- _BRIEF_:
Pull out every line from the listing that has the word "把握学习内容".
>> begin DATASET EXTRACT
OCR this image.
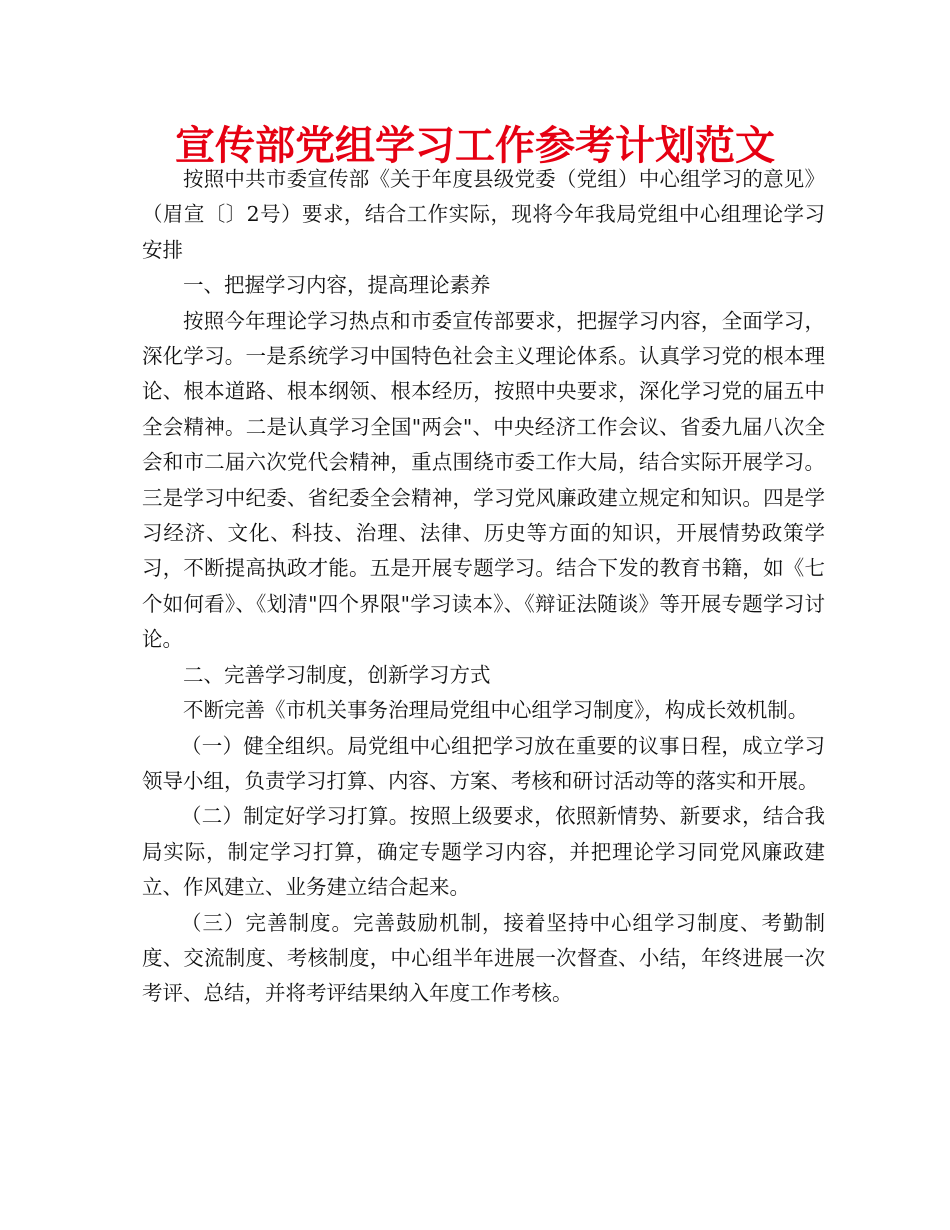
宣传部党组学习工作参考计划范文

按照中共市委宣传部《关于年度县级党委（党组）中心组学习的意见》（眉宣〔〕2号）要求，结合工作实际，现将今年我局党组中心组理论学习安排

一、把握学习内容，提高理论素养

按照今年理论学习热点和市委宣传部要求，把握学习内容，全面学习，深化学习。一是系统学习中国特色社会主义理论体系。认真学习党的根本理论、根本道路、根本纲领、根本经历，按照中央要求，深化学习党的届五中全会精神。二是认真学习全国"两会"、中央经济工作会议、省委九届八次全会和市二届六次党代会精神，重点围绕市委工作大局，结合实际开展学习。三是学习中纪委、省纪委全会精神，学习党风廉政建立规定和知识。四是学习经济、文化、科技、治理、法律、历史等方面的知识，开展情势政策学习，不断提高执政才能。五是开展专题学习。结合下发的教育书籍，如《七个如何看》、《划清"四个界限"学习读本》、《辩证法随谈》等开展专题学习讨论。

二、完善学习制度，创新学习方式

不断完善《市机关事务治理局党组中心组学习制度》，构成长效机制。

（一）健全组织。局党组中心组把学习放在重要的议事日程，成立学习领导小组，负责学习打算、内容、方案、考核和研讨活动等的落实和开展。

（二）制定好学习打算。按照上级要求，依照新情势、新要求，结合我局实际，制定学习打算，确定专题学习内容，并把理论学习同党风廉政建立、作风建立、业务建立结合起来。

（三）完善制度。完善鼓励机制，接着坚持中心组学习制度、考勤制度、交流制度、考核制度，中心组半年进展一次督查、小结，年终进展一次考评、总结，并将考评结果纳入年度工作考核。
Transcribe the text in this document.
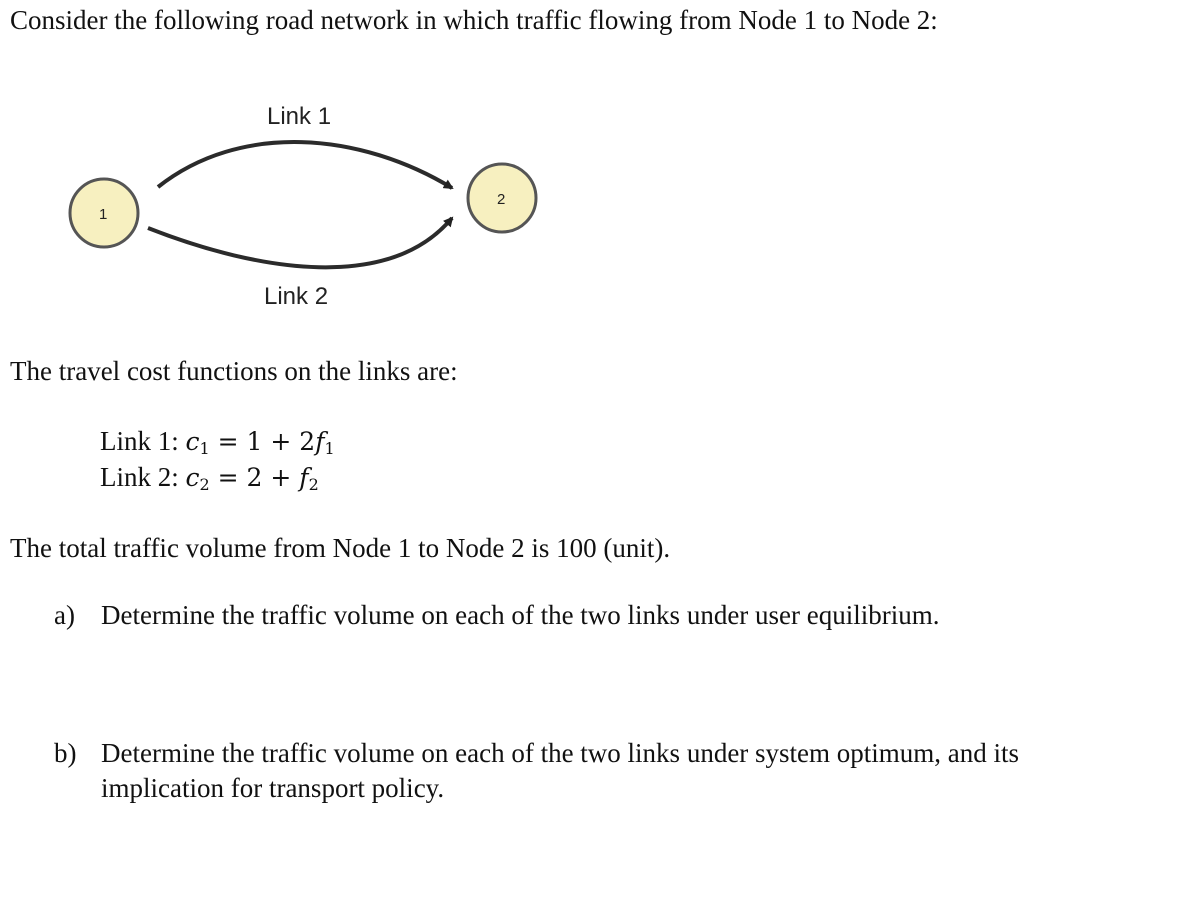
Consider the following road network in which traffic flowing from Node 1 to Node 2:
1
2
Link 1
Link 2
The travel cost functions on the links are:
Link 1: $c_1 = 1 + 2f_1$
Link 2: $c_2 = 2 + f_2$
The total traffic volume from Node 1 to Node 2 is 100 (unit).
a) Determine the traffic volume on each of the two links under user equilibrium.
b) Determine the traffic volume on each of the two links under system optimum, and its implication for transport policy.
>> end DATASET EXTRACT
- _WRITTEN RESPONSE_:
一、把握学习内容，提高理论素养
按照今年理论学习热点和市委宣传部要求，把握学习内容，全面学习，深化学习。一是系统学习中国特色社会主义理论体系。认真学习党的根本理论、根本道路、根本纲领、根本经历，按照中央要求，深化学习党的届五中全会精神。二是认真学习全国"两会"、中央经济工作会议、省委九届八次全会和市二届六次党代会精神，重点围绕市委工作大局，结合实际开展学习。三是学习中纪委、省纪委全会精神，学习党风廉政建立规定和知识。四是学习经济、文化、科技、治理、法律、历史等方面的知识，开展情势政策学习，不断提高执政才能。五是开展专题学习。结合下发的教育书籍，如《七个如何看》、《划清"四个界限"学习读本》、《辩证法随谈》等开展专题学习讨论。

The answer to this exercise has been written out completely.